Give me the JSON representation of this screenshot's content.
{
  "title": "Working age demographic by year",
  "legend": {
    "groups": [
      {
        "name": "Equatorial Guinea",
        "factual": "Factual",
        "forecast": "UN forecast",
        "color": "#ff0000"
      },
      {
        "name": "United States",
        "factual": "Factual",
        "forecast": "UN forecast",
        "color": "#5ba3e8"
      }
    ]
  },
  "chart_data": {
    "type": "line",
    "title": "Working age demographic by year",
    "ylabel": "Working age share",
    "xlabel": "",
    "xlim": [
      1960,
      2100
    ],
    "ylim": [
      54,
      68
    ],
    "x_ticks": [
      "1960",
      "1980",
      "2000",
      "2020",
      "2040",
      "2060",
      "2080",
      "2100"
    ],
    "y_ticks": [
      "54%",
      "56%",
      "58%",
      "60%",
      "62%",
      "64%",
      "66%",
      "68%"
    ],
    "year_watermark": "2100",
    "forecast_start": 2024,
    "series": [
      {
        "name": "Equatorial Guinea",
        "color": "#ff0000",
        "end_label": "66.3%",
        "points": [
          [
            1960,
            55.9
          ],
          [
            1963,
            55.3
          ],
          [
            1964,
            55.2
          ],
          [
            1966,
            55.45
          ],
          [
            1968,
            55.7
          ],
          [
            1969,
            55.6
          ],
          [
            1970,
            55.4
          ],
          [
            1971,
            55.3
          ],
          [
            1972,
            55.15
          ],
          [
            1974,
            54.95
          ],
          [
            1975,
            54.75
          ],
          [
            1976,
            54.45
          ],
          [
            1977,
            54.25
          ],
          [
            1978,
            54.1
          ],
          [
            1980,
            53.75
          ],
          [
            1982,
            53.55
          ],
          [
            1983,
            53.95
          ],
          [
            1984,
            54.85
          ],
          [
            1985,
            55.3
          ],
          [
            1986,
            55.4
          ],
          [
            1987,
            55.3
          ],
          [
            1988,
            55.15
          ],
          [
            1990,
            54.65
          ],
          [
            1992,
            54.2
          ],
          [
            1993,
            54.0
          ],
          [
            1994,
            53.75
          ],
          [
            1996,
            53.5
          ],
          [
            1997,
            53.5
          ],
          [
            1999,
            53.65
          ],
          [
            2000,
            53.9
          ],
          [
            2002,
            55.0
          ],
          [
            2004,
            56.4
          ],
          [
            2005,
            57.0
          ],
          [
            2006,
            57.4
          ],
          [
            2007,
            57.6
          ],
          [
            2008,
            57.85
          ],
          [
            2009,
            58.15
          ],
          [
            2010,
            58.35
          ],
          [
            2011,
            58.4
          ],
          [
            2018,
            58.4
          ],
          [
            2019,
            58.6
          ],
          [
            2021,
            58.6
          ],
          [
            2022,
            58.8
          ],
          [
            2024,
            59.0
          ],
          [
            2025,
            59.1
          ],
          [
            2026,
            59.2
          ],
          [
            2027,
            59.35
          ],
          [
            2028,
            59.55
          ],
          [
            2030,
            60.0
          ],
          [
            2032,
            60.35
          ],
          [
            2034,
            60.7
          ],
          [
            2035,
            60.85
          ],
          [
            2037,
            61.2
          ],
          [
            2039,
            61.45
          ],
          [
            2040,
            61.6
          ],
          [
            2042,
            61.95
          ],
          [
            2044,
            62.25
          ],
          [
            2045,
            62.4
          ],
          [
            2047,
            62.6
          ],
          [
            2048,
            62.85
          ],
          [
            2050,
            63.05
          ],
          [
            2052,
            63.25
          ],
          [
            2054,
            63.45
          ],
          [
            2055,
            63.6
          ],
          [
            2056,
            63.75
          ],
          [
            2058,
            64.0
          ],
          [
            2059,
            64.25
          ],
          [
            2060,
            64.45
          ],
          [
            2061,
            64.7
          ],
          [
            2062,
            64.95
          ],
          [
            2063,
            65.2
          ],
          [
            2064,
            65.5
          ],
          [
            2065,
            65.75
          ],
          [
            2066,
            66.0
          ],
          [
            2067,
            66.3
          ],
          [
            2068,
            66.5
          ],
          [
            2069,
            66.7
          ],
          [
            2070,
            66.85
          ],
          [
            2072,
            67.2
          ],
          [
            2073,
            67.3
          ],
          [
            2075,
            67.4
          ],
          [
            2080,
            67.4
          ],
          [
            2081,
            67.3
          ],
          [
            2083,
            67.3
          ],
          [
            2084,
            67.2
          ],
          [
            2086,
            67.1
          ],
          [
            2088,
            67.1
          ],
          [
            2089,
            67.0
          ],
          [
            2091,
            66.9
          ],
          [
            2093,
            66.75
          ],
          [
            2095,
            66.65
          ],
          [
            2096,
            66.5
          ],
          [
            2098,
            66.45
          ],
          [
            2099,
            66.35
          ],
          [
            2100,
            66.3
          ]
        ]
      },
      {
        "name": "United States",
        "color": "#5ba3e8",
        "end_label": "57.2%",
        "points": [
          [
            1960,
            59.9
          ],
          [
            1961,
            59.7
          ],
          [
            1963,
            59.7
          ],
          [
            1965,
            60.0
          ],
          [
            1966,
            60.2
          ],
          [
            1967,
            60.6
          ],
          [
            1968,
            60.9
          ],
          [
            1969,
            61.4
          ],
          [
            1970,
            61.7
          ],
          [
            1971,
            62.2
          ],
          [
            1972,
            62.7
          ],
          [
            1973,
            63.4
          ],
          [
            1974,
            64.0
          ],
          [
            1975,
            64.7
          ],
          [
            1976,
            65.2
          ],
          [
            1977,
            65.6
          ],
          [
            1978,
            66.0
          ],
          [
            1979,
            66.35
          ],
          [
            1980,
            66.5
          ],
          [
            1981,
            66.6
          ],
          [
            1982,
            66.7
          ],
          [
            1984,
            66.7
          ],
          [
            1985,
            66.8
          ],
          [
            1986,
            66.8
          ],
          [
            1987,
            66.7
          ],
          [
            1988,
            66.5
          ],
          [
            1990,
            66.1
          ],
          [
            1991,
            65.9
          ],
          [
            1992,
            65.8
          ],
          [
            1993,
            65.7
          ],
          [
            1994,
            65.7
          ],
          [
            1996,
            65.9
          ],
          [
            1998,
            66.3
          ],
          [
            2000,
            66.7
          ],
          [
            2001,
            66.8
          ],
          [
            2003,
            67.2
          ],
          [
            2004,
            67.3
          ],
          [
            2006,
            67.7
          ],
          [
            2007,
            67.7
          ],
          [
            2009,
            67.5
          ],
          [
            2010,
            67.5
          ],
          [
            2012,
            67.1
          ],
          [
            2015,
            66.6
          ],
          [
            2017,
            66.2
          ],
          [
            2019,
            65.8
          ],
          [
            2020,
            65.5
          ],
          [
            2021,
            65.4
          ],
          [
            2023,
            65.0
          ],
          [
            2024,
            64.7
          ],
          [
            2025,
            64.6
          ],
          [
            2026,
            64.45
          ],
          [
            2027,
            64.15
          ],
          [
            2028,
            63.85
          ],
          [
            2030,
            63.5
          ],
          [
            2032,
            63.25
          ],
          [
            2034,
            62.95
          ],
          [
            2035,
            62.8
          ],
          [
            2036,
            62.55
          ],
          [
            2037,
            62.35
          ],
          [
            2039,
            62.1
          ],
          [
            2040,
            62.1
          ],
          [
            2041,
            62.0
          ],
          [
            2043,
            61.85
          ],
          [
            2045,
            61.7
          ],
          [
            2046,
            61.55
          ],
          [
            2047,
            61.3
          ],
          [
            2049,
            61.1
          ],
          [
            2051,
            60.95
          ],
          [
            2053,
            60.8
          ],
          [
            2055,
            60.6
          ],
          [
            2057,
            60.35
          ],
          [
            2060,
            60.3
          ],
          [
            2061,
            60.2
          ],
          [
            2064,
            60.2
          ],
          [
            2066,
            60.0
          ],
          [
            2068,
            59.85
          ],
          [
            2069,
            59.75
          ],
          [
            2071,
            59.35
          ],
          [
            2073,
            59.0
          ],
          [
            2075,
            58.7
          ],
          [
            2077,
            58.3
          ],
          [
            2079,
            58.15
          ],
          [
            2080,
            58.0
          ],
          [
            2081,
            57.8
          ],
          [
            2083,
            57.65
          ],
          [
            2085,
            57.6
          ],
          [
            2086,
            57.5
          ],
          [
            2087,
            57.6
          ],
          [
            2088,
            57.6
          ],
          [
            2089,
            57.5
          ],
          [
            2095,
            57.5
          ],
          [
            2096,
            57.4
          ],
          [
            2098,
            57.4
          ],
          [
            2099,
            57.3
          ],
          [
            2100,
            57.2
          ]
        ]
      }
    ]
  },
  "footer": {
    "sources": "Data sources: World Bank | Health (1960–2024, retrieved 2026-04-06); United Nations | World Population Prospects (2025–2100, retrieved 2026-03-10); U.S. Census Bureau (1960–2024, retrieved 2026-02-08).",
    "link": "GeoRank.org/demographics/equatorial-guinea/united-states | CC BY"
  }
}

■ ■ ■ ■ ■ ■ ■

» TASK BRIEF: Pull out every line above that holds the word "color".

» ANSWER IN FULL:
        "color": "#ff0000"
        "color": "#5ba3e8"
        "color": "#ff0000",
        "color": "#5ba3e8",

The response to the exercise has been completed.